═════ TASK INPUT

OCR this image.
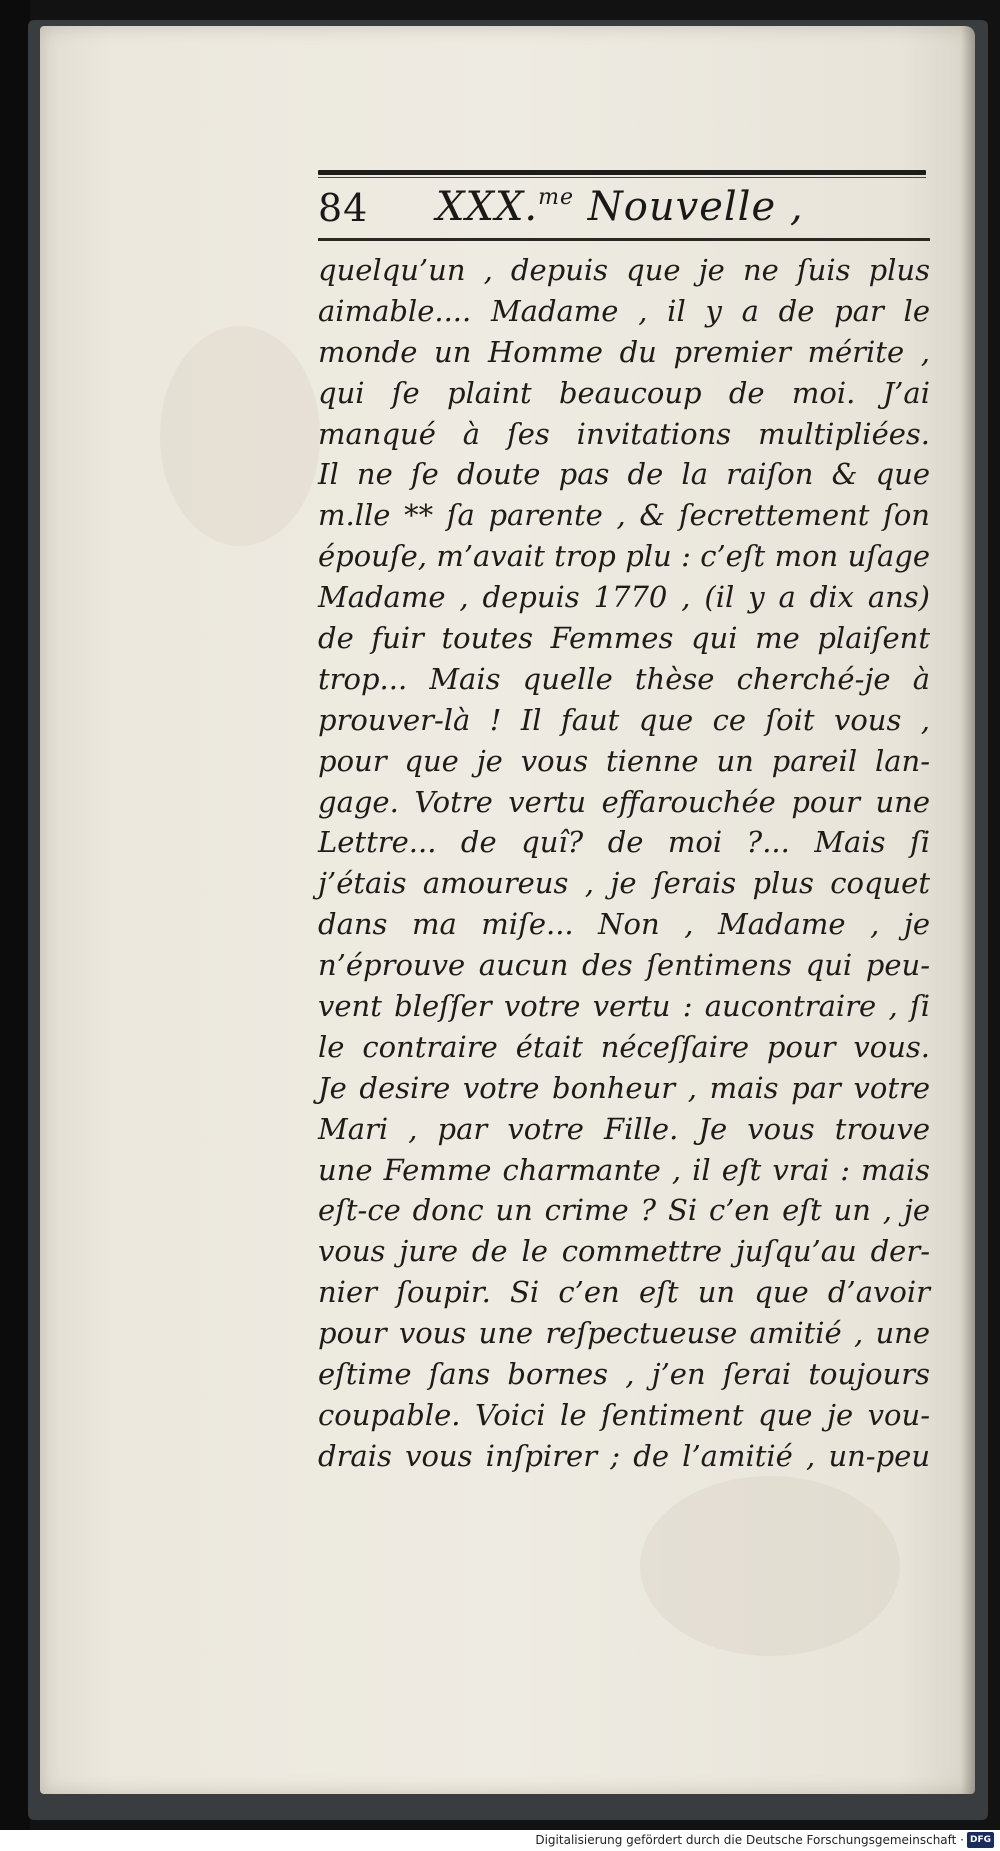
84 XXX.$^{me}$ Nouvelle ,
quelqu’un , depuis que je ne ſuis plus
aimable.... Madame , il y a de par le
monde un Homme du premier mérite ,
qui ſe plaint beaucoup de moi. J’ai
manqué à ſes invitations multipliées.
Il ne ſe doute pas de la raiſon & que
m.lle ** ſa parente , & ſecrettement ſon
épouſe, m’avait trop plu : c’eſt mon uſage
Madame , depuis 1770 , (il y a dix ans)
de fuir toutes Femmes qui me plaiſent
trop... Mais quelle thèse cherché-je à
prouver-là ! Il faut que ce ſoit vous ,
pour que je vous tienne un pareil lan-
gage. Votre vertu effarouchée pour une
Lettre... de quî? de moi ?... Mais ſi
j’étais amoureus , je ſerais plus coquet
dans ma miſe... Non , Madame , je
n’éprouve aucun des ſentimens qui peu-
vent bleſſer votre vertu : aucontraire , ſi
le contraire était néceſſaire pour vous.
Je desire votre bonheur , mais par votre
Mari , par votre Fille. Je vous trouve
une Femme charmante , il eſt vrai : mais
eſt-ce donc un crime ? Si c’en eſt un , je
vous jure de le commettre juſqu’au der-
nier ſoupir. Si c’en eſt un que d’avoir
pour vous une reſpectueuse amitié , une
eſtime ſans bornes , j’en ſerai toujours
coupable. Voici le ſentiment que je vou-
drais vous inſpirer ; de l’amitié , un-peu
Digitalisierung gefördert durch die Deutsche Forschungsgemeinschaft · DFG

══════════
═════ TASK INPUT

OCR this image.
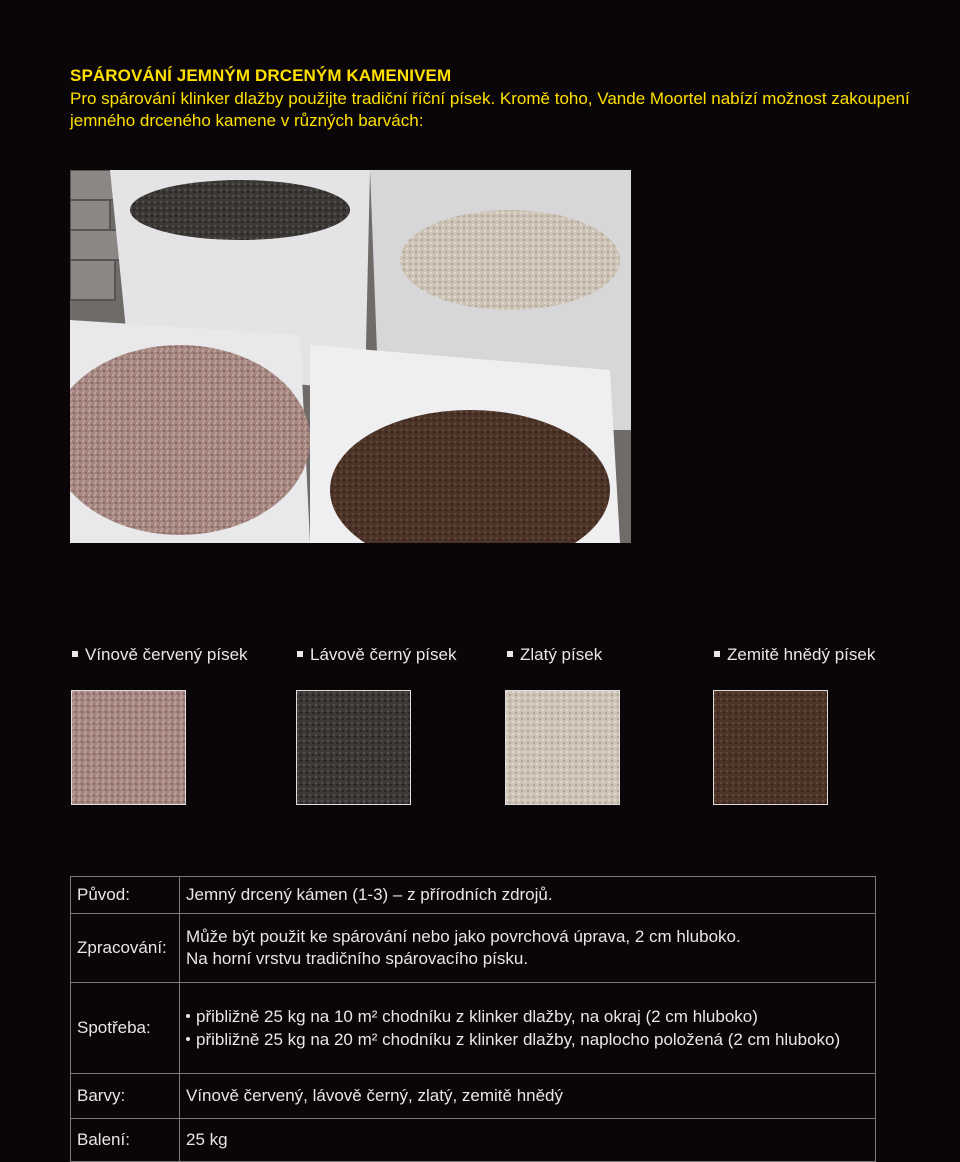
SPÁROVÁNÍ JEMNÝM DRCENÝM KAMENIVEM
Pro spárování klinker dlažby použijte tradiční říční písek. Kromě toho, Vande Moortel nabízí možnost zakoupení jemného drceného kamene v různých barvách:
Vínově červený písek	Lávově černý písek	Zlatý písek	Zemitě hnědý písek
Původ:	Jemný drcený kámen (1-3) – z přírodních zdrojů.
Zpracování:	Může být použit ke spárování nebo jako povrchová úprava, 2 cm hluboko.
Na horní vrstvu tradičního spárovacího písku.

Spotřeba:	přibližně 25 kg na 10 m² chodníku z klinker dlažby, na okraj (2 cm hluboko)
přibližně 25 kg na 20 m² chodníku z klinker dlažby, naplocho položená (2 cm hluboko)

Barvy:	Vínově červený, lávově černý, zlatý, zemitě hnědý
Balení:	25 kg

══════════
═════ TASK INPUT

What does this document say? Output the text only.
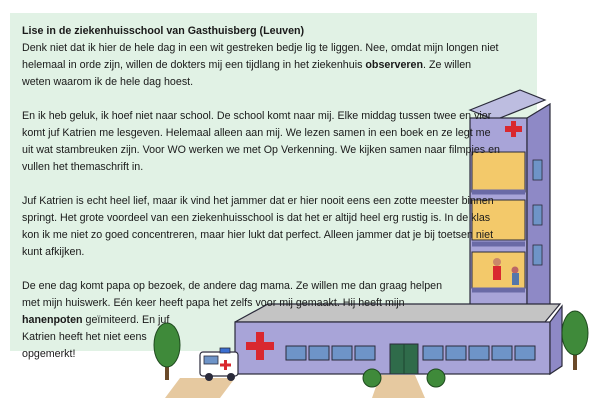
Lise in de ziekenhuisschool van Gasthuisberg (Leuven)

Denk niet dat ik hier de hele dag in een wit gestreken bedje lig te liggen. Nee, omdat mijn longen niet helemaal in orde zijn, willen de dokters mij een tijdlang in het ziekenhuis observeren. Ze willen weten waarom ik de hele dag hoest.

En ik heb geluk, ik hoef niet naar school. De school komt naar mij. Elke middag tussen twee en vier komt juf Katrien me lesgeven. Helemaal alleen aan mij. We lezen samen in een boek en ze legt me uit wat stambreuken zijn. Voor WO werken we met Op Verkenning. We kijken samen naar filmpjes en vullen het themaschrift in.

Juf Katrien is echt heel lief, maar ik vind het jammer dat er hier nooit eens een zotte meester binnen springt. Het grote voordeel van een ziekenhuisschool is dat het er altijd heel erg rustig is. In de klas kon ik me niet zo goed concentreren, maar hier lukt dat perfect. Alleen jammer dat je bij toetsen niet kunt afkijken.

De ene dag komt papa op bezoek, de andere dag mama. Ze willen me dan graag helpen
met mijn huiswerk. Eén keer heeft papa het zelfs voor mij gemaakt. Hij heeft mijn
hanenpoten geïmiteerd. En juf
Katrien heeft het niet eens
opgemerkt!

══════════

> _WHAT NEEDS TO BE DONE_: Identify every line holding the word "černý" and copy it out.

> _OUTPUT FOR THIS TASK_:
Vínově červený písek	Lávově černý písek	Zlatý písek	Zemitě hnědý písek
Barvy:	Vínově červený, lávově černý, zlatý, zemitě hnědý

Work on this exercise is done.